(TEXTO):
※ ※ ※
Senador esclareceu que deixou Ricardo Coutinho trabalhar tranquilamente
Cássio disse que 2014 chegou, e esse é o momento de falar sobre o
pleito. Em 2013 ele “deixou o Mago trabalhar”, e não teve um gesto
sequer de obstáculo, de dificuldade, de empecilho para que o gestor
pudesse realizar sua ação administrativa. O senador também destacou que
isso se deve também ao programa feito para o Estado em 2010, a chamada
Carta de Intenções.
Para ex-governador da Paraíba, chegou o tempo do PSDB avaliar o
governo e a aplicação das propostas feitas pela coligação: “Ele teve
três anos a oportunidade de trabalhar, e o PSDB vai, no tempo próprio,
deliberar sobre as duas teses: a manutenção da aliança ou a candidatura
própria, e meu nome é sempre lembrado para disputar o cargo no Governo
Estadual”.
No debate sobre o futuro do PSDB, Cássio comentou que não vê problema
na participação do DEM na discussão da manutenção de um projeto único, e
que essa parceria já viria de muito tempo. Outro partido citado pelo
tucano, que estaria conversando com o PSDB, é o PMDB: “O deputado
Trocolli tem sido uma ponte, um embaixador do diálogo, da conversa
aberta, tolerante, compreendendo divergências, que é da natureza da
política.A política é a arte da compreensão, o território da
tolerância”.
“Precisamos pensar o futuro da Paraíba, e o PSDB, tenho certeza,
estará pronto para cumprir as expectativas da nossa sociedade, e
qualquer que seja a trincheira de luta que eu esteja ocupando eu estarei
pronto para honrar a confiança do povo paraibano”, disse.
No final do mês de janeiro, início de fevereiro, deverá acontecer uma
reunião da Executiva Estadual do PSDB para que eles possam definir
mecanismos de consulta, e para ele, isso deve ser feito da forma mais
ampla possível: “O PSDB tem uma presença forte do estado inteiro, e
precisamos criar um mecanismo de consulta, que deverá ser deliberado
pela Executiva, para que tenhamos uma decisão que seja o reflexo do
sentimento da maioria”.
O tucano afirmou que existe uma ligação entre a política Nacional e
Estadual, “os fatores locais pesam, são preponderantes, tem um peso
diferenciado e não se descasa uma coisa da outra, principalmente na
minha condição de vice-presidente do PSDB”.
※ ※ ※
(DADOS PARA ANÁLISE):
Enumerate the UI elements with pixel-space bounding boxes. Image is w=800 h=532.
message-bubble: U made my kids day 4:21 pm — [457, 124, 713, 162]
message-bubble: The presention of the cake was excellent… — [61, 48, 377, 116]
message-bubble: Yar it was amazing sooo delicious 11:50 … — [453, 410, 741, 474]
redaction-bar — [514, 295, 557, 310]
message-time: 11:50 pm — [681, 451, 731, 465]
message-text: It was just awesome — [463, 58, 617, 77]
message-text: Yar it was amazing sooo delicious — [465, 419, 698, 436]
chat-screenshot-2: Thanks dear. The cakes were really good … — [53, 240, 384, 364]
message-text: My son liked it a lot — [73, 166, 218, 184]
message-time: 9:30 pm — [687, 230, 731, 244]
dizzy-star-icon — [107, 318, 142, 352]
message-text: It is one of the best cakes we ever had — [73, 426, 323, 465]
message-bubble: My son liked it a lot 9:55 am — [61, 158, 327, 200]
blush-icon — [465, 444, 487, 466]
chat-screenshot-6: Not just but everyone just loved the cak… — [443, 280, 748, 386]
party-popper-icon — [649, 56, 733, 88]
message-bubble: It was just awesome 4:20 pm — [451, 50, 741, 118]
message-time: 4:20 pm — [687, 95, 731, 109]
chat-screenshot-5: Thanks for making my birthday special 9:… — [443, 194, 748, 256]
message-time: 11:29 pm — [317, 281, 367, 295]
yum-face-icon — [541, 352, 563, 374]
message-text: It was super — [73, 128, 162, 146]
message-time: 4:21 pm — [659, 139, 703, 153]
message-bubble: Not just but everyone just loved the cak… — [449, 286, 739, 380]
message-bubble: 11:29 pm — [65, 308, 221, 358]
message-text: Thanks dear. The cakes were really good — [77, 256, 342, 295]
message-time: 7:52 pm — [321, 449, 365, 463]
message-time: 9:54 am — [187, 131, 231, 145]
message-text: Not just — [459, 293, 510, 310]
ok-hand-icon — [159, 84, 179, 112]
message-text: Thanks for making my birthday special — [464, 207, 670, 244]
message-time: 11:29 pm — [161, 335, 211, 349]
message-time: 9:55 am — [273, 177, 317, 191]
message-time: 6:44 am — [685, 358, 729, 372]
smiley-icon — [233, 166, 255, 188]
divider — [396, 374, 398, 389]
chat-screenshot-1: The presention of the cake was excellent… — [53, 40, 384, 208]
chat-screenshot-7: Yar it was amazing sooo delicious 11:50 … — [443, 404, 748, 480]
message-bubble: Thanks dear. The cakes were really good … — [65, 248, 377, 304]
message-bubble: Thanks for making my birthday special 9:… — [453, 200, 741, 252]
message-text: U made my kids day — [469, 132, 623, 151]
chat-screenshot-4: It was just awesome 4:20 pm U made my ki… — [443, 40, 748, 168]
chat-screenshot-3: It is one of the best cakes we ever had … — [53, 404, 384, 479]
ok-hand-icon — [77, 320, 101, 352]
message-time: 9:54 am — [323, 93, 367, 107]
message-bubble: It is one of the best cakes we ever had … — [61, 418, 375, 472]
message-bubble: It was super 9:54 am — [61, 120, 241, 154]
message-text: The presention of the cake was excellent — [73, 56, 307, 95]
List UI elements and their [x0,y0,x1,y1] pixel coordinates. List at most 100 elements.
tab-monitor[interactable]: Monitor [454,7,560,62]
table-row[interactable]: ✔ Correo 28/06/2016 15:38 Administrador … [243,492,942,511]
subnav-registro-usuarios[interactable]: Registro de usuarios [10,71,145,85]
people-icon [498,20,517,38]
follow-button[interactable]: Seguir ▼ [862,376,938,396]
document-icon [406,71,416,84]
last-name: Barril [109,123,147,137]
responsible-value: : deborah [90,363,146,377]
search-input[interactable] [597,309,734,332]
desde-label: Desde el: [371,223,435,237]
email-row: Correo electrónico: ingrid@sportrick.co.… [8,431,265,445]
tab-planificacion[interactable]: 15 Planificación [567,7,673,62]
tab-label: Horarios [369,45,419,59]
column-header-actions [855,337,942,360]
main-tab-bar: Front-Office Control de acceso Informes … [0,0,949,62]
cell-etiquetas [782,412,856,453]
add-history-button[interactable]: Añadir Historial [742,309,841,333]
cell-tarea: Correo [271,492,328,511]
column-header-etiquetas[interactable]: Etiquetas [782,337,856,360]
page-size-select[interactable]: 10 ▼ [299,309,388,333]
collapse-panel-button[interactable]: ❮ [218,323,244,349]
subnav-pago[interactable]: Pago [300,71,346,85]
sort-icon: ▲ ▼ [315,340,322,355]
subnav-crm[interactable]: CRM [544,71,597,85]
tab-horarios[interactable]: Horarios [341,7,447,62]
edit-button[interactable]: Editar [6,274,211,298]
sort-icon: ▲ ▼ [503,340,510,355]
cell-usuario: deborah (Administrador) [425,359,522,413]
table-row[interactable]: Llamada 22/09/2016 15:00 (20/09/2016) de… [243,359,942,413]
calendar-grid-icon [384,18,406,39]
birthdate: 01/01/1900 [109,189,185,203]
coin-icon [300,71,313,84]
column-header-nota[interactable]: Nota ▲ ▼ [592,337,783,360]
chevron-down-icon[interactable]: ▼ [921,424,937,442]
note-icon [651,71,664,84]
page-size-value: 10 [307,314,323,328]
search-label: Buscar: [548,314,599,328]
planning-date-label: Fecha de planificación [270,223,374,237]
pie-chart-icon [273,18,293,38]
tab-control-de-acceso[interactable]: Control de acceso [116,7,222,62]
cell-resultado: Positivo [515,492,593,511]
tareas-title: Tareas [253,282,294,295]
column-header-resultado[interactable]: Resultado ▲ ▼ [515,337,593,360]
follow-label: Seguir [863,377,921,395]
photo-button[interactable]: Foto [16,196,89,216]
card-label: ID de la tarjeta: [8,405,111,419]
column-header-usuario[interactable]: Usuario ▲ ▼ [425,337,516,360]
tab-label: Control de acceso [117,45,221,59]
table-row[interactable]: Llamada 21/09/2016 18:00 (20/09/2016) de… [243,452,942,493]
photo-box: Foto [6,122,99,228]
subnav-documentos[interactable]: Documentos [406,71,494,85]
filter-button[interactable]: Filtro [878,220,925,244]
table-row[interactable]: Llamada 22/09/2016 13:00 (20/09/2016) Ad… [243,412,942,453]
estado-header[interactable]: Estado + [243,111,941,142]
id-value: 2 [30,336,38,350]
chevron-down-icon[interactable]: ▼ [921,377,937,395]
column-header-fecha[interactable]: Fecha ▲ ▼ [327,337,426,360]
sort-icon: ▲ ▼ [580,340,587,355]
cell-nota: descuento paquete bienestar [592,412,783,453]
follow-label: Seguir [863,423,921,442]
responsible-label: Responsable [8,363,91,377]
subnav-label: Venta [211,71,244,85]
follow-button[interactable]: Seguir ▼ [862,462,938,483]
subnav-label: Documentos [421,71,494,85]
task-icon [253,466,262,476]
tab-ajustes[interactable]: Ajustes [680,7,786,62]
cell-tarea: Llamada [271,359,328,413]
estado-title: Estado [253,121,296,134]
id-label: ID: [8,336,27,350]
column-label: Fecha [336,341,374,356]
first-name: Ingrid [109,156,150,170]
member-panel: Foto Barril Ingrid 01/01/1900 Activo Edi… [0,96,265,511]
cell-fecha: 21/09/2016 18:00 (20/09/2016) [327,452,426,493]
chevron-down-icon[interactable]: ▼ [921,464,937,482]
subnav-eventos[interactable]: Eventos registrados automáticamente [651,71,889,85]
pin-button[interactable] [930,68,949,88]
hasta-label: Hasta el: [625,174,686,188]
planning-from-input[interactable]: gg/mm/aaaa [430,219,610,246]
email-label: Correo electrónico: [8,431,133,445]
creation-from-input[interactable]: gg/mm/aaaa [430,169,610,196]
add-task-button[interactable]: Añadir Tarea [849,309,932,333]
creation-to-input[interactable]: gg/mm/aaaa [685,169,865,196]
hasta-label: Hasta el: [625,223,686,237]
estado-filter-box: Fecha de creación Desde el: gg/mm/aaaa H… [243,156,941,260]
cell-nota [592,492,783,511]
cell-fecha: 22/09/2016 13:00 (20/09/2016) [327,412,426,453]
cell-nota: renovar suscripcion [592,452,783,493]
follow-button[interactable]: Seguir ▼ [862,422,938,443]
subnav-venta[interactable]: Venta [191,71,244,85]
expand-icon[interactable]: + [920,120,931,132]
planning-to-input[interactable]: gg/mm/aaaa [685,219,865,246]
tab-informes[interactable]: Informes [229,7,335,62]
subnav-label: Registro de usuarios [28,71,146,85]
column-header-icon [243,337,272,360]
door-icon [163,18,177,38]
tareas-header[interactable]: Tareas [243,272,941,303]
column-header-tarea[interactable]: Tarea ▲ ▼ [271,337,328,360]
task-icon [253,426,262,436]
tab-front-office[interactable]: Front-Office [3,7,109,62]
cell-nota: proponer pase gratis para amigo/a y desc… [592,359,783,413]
※ ※ ※
(ENUNCIADO DA TAREFA):
Reproduza, sem nenhuma alteração, o trecho da matéria sobre Cássio e o PSDB que começa nas palavras "Senador esclareceu que" e termina logo depois de "Carta de Intenções.".

(ESPAÇO DA RESPOSTA):
Senador esclareceu que deixou Ricardo Coutinho trabalhar tranquilamente
Cássio disse que 2014 chegou, e esse é o momento de falar sobre o
pleito. Em 2013 ele “deixou o Mago trabalhar”, e não teve um gesto
sequer de obstáculo, de dificuldade, de empecilho para que o gestor
pudesse realizar sua ação administrativa. O senador também destacou que
isso se deve também ao programa feito para o Estado em 2010, a chamada
Carta de Intenções.